*GIVEN EXERCISE*: Omit every image, and transcribe the remaining entries exactly as given.

— START INPUT FOR THIS TASK —

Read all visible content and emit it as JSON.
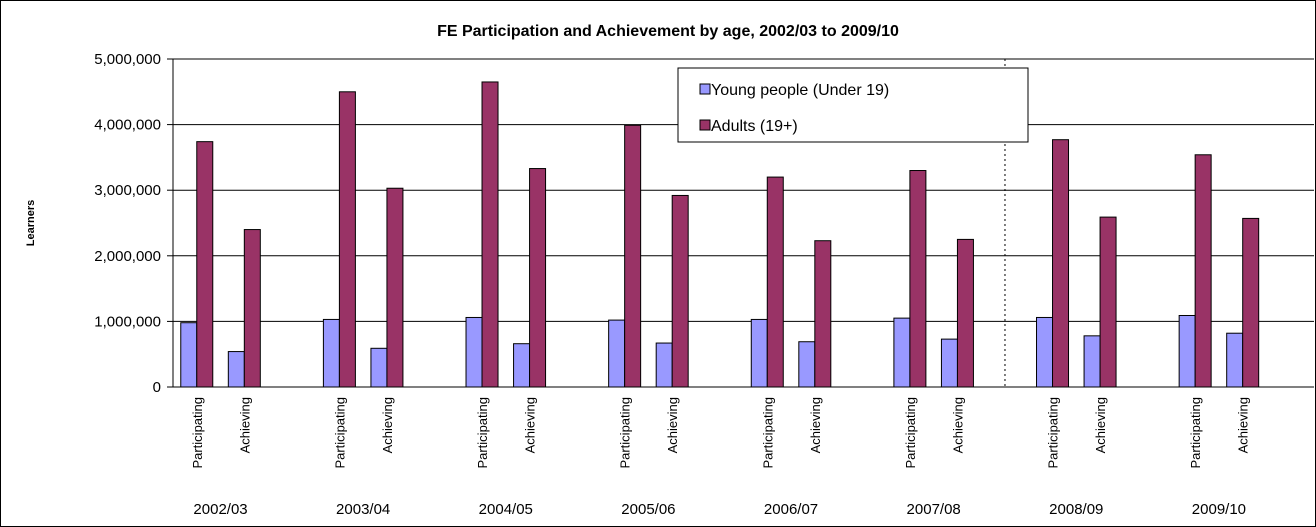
{
  "chart_data": {
    "type": "bar",
    "title": "FE Participation and Achievement by age, 2002/03 to 2009/10",
    "ylabel": "Learners",
    "xlabel": "",
    "ylim": [
      0,
      5000000
    ],
    "y_ticks": [
      "0",
      "1,000,000",
      "2,000,000",
      "3,000,000",
      "4,000,000",
      "5,000,000"
    ],
    "grid": true,
    "legend_position": "top-center",
    "groups": [
      "2002/03",
      "2003/04",
      "2004/05",
      "2005/06",
      "2006/07",
      "2007/08",
      "2008/09",
      "2009/10"
    ],
    "subcategories": [
      "Participating",
      "Achieving"
    ],
    "divider_before_group": "2008/09",
    "series": [
      {
        "name": "Young people (Under 19)",
        "color": "#9999ff",
        "values": [
          [
            980000,
            540000
          ],
          [
            1030000,
            590000
          ],
          [
            1060000,
            660000
          ],
          [
            1020000,
            670000
          ],
          [
            1030000,
            690000
          ],
          [
            1050000,
            730000
          ],
          [
            1060000,
            780000
          ],
          [
            1090000,
            820000
          ]
        ]
      },
      {
        "name": "Adults (19+)",
        "color": "#993366",
        "values": [
          [
            3740000,
            2400000
          ],
          [
            4500000,
            3030000
          ],
          [
            4650000,
            3330000
          ],
          [
            3990000,
            2920000
          ],
          [
            3200000,
            2230000
          ],
          [
            3300000,
            2250000
          ],
          [
            3770000,
            2590000
          ],
          [
            3540000,
            2570000
          ]
        ]
      }
    ]
  }
}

— END INPUT FOR THIS TASK —

*THE OUTPUT*:
Read all visible content and emit it as JSON.
{
  "chart_data": {
    "type": "bar",
    "title": "FE Participation and Achievement by age, 2002/03 to 2009/10",
    "ylabel": "Learners",
    "xlabel": "",
    "ylim": [
      0,
      5000000
    ],
    "y_ticks": [
      "0",
      "1,000,000",
      "2,000,000",
      "3,000,000",
      "4,000,000",
      "5,000,000"
    ],
    "grid": true,
    "legend_position": "top-center",
    "groups": [
      "2002/03",
      "2003/04",
      "2004/05",
      "2005/06",
      "2006/07",
      "2007/08",
      "2008/09",
      "2009/10"
    ],
    "subcategories": [
      "Participating",
      "Achieving"
    ],
    "divider_before_group": "2008/09",
    "series": [
      {
        "name": "Young people (Under 19)",
        "color": "#9999ff",
        "values": [
          [
            980000,
            540000
          ],
          [
            1030000,
            590000
          ],
          [
            1060000,
            660000
          ],
          [
            1020000,
            670000
          ],
          [
            1030000,
            690000
          ],
          [
            1050000,
            730000
          ],
          [
            1060000,
            780000
          ],
          [
            1090000,
            820000
          ]
        ]
      },
      {
        "name": "Adults (19+)",
        "color": "#993366",
        "values": [
          [
            3740000,
            2400000
          ],
          [
            4500000,
            3030000
          ],
          [
            4650000,
            3330000
          ],
          [
            3990000,
            2920000
          ],
          [
            3200000,
            2230000
          ],
          [
            3300000,
            2250000
          ],
          [
            3770000,
            2590000
          ],
          [
            3540000,
            2570000
          ]
        ]
      }
    ]
  }
}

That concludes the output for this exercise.